------ Records to process

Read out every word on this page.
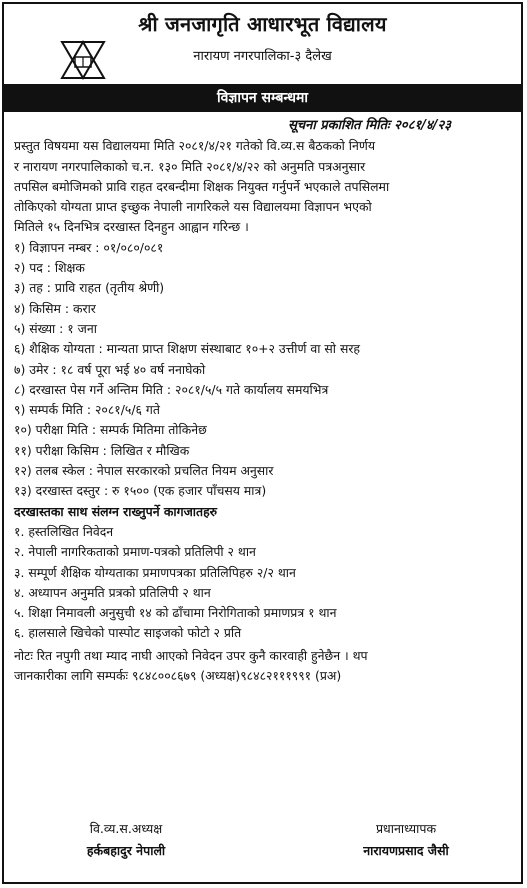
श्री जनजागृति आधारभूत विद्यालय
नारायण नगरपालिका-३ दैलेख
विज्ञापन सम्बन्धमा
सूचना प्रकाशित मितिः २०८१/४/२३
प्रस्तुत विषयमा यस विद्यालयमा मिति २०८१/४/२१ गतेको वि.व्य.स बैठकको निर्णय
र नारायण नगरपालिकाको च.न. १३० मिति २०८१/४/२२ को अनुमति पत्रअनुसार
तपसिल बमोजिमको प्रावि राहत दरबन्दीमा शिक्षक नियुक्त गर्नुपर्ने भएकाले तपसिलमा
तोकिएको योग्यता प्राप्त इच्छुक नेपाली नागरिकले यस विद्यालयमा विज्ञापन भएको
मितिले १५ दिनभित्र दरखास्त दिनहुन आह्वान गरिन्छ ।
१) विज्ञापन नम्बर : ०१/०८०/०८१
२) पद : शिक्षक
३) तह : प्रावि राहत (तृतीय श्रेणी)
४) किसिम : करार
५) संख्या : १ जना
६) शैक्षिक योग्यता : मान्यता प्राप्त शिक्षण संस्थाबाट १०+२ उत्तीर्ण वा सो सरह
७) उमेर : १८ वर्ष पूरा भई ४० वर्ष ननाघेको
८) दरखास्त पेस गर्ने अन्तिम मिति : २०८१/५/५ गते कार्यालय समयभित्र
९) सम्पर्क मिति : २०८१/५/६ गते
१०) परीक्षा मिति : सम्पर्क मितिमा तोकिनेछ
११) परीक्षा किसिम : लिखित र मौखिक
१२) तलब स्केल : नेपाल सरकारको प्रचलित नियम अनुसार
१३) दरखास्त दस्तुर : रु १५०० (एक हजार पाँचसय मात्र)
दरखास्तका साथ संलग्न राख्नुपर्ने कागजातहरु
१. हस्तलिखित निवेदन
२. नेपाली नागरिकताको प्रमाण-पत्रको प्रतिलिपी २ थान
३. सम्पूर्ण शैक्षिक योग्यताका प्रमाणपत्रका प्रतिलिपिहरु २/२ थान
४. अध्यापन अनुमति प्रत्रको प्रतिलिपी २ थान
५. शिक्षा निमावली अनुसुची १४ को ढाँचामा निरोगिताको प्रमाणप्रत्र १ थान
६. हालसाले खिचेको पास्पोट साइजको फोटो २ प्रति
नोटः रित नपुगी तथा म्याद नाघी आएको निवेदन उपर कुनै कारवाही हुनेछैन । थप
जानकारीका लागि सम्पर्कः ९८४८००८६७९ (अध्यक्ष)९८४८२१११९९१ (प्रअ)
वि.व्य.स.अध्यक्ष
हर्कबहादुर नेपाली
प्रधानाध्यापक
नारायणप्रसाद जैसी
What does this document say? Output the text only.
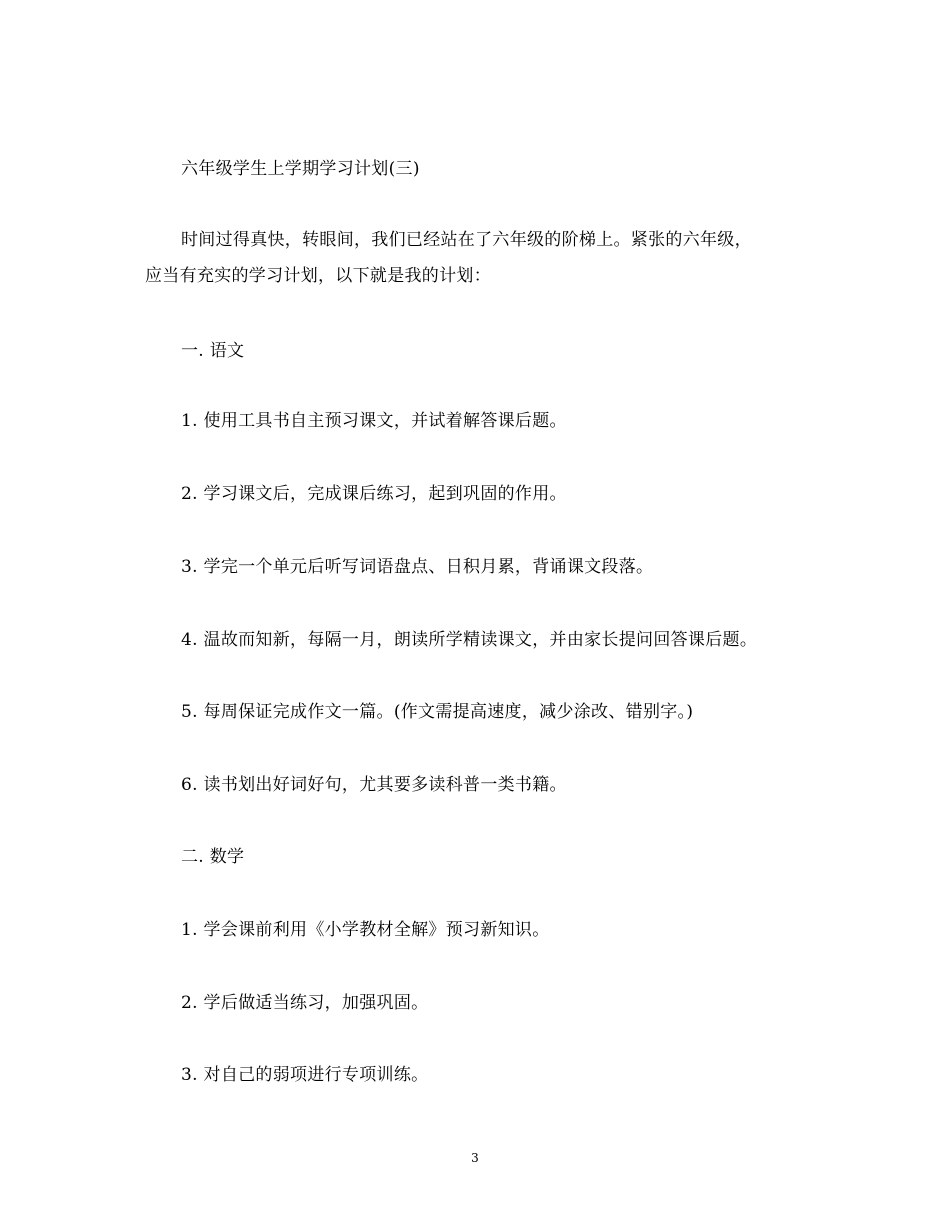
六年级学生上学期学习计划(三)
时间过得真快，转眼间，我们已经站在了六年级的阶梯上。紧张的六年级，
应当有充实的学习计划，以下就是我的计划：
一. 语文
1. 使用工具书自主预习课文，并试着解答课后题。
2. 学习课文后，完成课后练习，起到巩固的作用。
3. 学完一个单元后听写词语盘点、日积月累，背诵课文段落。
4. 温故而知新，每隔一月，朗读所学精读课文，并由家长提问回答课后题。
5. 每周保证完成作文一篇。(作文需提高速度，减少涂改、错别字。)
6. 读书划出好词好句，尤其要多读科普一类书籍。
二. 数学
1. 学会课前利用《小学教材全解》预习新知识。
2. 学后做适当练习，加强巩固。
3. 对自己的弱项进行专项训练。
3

------------
------ Records to process

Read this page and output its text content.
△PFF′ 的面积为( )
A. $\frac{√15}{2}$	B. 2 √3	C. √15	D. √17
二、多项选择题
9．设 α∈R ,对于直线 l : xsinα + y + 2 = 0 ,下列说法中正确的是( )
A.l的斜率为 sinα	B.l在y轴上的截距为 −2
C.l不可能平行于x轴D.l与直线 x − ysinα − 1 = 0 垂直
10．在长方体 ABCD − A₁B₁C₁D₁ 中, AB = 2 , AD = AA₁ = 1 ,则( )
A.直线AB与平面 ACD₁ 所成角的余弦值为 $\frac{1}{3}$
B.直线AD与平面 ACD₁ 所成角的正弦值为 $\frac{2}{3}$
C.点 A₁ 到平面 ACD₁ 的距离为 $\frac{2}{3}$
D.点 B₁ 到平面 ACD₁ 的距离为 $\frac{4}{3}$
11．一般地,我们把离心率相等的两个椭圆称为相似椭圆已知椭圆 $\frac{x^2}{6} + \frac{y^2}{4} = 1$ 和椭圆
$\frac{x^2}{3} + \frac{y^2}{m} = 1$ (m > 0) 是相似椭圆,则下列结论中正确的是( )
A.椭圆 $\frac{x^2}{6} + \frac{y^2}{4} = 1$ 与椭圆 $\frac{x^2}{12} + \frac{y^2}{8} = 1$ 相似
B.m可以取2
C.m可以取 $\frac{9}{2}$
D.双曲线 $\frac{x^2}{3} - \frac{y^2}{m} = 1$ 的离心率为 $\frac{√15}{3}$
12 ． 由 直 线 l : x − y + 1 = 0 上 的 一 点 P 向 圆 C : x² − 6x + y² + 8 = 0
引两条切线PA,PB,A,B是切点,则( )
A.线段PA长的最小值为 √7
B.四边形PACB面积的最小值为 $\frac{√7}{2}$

------------
------ Records to process

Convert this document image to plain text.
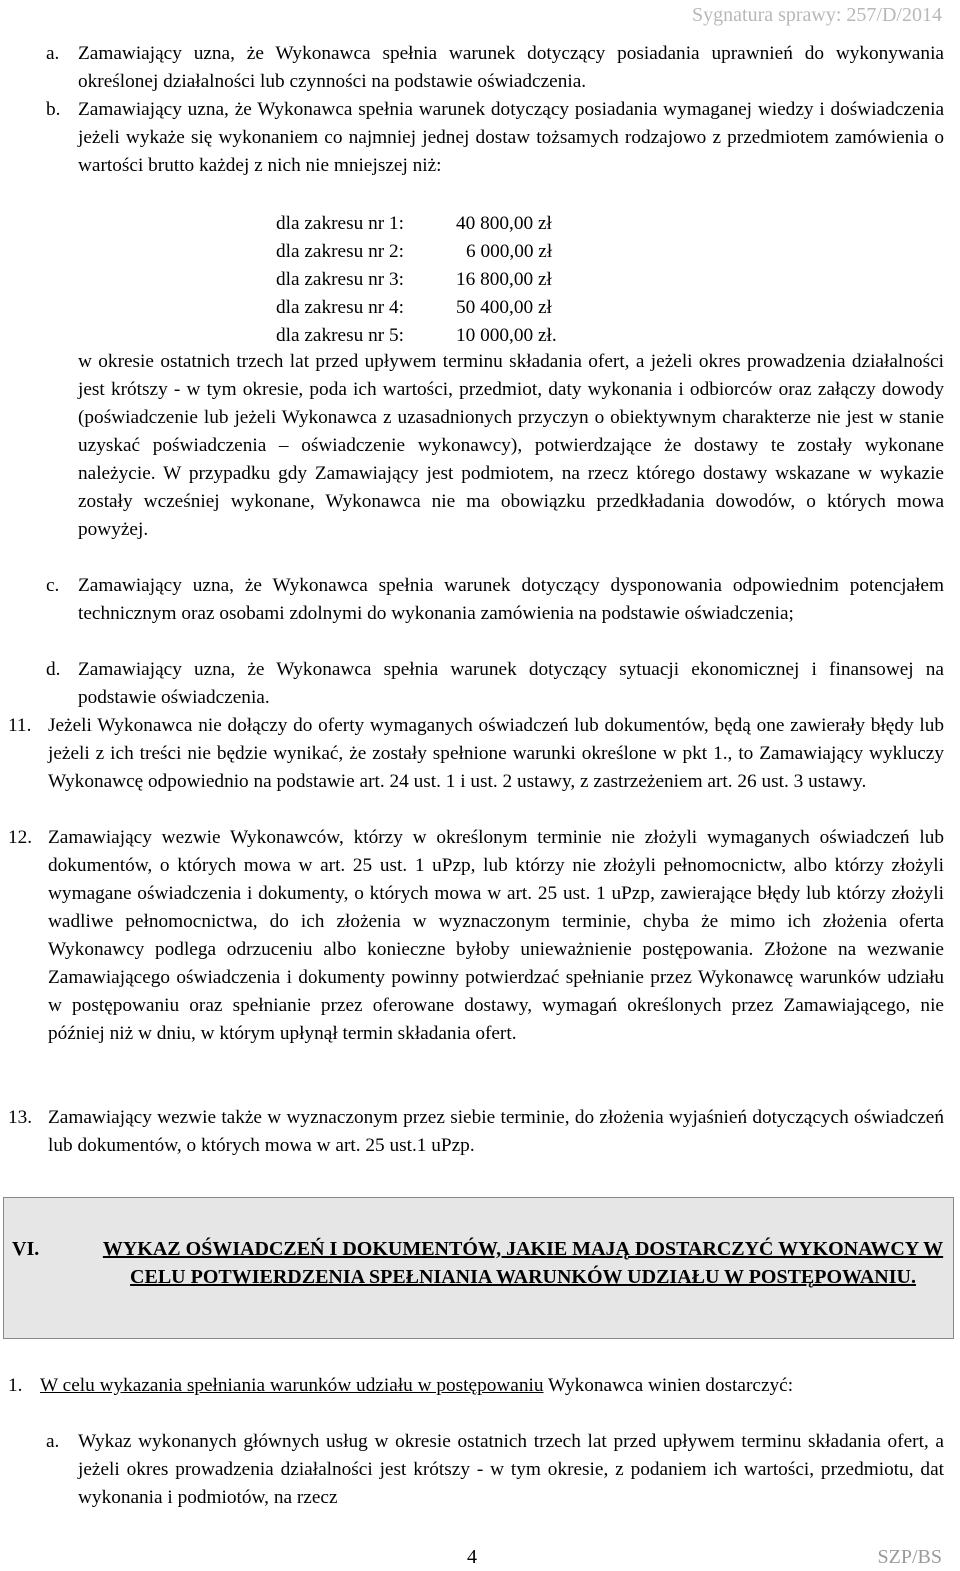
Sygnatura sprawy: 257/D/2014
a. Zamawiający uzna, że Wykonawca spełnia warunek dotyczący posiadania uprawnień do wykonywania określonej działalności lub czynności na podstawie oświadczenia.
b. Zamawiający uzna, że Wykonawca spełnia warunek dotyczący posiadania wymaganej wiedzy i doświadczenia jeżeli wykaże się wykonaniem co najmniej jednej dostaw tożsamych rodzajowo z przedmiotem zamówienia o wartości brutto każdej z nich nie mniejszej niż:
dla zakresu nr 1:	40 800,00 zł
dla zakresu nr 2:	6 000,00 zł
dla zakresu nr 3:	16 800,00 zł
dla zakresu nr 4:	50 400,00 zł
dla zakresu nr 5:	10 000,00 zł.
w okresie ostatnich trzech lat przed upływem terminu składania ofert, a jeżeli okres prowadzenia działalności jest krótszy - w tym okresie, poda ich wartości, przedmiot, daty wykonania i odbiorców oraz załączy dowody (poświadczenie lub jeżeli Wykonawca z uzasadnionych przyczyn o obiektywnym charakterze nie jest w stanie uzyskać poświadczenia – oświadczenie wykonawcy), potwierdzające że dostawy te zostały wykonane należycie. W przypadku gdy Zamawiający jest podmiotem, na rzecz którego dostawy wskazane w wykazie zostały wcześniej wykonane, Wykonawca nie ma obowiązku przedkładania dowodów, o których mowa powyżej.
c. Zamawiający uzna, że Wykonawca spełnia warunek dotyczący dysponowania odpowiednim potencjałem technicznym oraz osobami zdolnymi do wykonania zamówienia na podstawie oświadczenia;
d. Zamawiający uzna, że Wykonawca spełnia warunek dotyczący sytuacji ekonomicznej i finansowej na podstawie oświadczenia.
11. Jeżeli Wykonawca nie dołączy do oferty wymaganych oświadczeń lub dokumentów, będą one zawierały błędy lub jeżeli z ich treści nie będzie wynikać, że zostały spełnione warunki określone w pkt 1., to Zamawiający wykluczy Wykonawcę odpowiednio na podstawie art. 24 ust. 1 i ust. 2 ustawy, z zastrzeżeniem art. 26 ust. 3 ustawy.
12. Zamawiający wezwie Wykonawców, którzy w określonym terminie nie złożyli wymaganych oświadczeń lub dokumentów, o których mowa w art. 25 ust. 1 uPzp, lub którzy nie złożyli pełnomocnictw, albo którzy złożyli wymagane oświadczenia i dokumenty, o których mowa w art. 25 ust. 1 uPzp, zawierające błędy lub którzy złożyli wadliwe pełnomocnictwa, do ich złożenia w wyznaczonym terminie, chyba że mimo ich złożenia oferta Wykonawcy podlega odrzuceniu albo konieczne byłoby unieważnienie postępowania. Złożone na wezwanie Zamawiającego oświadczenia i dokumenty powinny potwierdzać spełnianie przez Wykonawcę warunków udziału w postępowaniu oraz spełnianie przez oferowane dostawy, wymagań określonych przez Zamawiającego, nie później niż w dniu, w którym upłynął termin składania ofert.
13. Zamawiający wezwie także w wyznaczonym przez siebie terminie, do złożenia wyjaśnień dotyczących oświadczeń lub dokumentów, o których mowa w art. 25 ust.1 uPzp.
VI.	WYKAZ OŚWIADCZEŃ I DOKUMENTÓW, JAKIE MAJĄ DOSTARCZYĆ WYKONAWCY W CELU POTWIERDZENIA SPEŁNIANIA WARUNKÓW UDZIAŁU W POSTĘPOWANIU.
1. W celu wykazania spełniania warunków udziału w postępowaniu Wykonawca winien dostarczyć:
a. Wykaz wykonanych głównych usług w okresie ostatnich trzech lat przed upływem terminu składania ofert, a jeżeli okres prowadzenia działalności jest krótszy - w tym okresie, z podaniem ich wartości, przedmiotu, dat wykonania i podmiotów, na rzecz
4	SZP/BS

------------

Problem to solve
Pick out all lines from the data above in which the word "warunek" appears.

Solution below
a. Zamawiający uzna, że Wykonawca spełnia warunek dotyczący posiadania uprawnień do wykonywania określonej działalności lub czynności na podstawie oświadczenia.
b. Zamawiający uzna, że Wykonawca spełnia warunek dotyczący posiadania wymaganej wiedzy i doświadczenia jeżeli wykaże się wykonaniem co najmniej jednej dostaw tożsamych rodzajowo z przedmiotem zamówienia o wartości brutto każdej z nich nie mniejszej niż:
c. Zamawiający uzna, że Wykonawca spełnia warunek dotyczący dysponowania odpowiednim potencjałem technicznym oraz osobami zdolnymi do wykonania zamówienia na podstawie oświadczenia;
d. Zamawiający uzna, że Wykonawca spełnia warunek dotyczący sytuacji ekonomicznej i finansowej na podstawie oświadczenia.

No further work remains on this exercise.